▶ _Exercise goal_: Would you pull out every line of the material that contains the string "this"?

## BEGIN Exercise input

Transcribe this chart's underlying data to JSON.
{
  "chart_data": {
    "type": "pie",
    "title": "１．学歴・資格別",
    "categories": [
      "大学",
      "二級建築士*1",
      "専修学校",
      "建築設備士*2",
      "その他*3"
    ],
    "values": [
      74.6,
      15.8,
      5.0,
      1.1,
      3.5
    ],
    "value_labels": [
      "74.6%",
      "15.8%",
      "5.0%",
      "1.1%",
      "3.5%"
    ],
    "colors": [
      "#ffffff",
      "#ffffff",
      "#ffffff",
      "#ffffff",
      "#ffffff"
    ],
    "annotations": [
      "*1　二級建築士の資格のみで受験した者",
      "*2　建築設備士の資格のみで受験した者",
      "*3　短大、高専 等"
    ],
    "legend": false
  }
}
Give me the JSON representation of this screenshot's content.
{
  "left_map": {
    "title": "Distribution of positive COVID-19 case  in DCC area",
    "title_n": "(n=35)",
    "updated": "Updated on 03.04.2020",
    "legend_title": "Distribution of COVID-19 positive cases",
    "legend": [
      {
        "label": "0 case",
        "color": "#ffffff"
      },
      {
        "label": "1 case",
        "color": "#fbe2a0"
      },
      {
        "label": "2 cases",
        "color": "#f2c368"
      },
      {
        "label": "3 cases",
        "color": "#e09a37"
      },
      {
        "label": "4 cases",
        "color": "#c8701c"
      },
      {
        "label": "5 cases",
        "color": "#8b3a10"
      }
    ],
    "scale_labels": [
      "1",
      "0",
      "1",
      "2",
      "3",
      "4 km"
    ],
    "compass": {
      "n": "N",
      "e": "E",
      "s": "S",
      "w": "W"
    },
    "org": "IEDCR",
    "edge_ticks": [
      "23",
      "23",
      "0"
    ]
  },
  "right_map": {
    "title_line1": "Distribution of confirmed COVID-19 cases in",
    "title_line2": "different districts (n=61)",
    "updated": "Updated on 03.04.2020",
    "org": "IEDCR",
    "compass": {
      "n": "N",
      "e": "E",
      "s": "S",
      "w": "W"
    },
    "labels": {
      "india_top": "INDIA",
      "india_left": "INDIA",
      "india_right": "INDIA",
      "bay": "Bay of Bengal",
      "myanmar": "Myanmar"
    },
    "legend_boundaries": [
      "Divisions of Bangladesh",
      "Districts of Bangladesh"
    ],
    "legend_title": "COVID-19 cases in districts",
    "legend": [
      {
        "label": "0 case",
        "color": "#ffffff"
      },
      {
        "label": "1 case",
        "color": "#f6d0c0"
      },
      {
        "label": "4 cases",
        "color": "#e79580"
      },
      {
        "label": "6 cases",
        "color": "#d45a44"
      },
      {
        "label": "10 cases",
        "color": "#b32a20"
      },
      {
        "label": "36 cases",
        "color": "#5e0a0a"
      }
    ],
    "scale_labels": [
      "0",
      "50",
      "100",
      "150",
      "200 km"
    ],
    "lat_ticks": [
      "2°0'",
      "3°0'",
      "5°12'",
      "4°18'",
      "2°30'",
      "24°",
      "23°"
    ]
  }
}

## END Exercise input

▶ _The result_:
Transcribe this chart's underlying data to JSON.
Give me the JSON representation of this screenshot's content.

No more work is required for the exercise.